= Your task =
Copy every line of the data that includes the string "name".

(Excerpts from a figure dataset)

= = =

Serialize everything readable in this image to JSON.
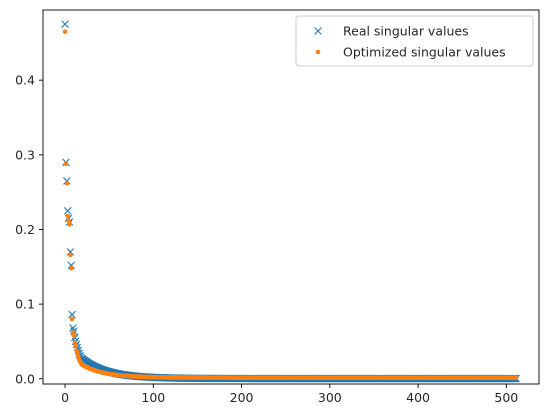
{
  "chart_data": {
    "type": "scatter",
    "title": "",
    "xlabel": "",
    "ylabel": "",
    "xlim": [
      -25,
      537
    ],
    "ylim": [
      -0.007,
      0.494
    ],
    "x_ticks": [
      0,
      100,
      200,
      300,
      400,
      500
    ],
    "x_tick_labels": [
      "0",
      "100",
      "200",
      "300",
      "400",
      "500"
    ],
    "y_ticks": [
      0.0,
      0.1,
      0.2,
      0.3,
      0.4
    ],
    "y_tick_labels": [
      "0.0",
      "0.1",
      "0.2",
      "0.3",
      "0.4"
    ],
    "grid": false,
    "legend_position": "top-right",
    "n_points": 512,
    "series": [
      {
        "name": "Real singular values",
        "marker": "x",
        "color": "#1f77b4",
        "head_values": [
          0.475,
          0.29,
          0.265,
          0.225,
          0.215,
          0.21,
          0.17,
          0.152,
          0.086,
          0.068,
          0.064,
          0.055,
          0.05,
          0.046,
          0.042,
          0.038,
          0.034,
          0.031,
          0.029,
          0.027
        ],
        "tail_decay": {
          "start": 0.027,
          "end": 0.0003,
          "rate": 0.035
        }
      },
      {
        "name": "Optimized singular values",
        "marker": "o",
        "color": "#ff7f0e",
        "head_values": [
          0.465,
          0.288,
          0.262,
          0.218,
          0.212,
          0.207,
          0.166,
          0.148,
          0.08,
          0.062,
          0.058,
          0.048,
          0.044,
          0.038,
          0.034,
          0.03,
          0.026,
          0.023,
          0.021,
          0.019
        ],
        "tail_decay": {
          "start": 0.019,
          "end": 0.0015,
          "rate": 0.04
        }
      }
    ]
  }
}
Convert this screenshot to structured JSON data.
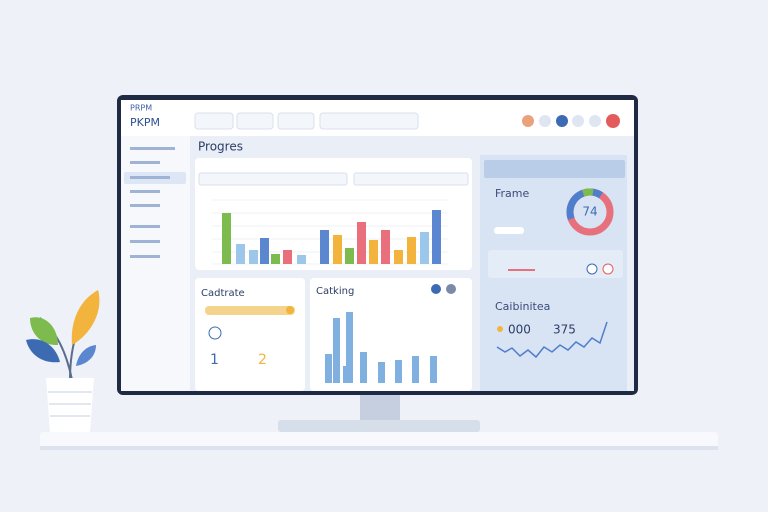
{
  "header": {
    "brand_top": "PRPM",
    "brand": "PKPM"
  },
  "progress_panel": {
    "title": "Progres"
  },
  "frame_panel": {
    "title": "Frame",
    "gauge_value": "74"
  },
  "left_card": {
    "title": "Cadtrate"
  },
  "chart_card": {
    "title": "Catking"
  },
  "bottom_panel": {
    "title": "Caibinitea",
    "stat_a": "000",
    "stat_b": "375"
  }
}
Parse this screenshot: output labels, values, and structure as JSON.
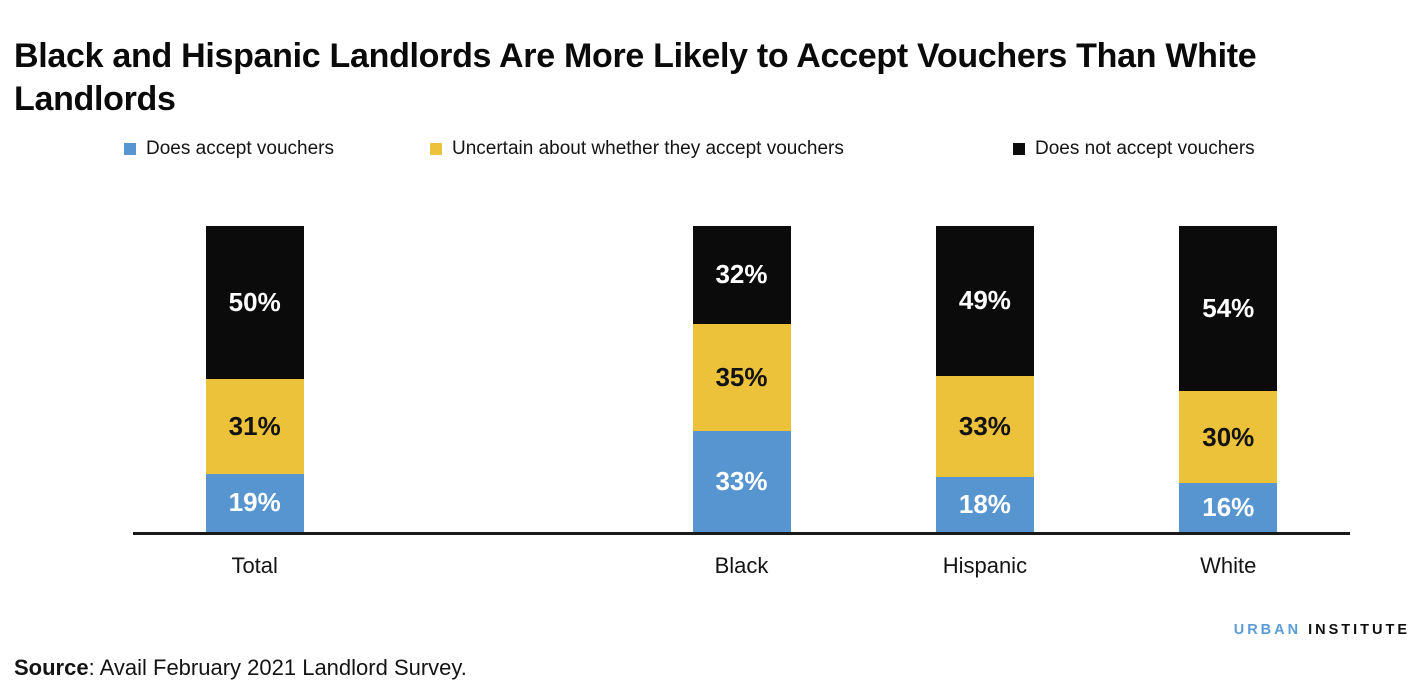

= = =

= Final result =
        "name": "Real singular values",
        "name": "Optimized singular values",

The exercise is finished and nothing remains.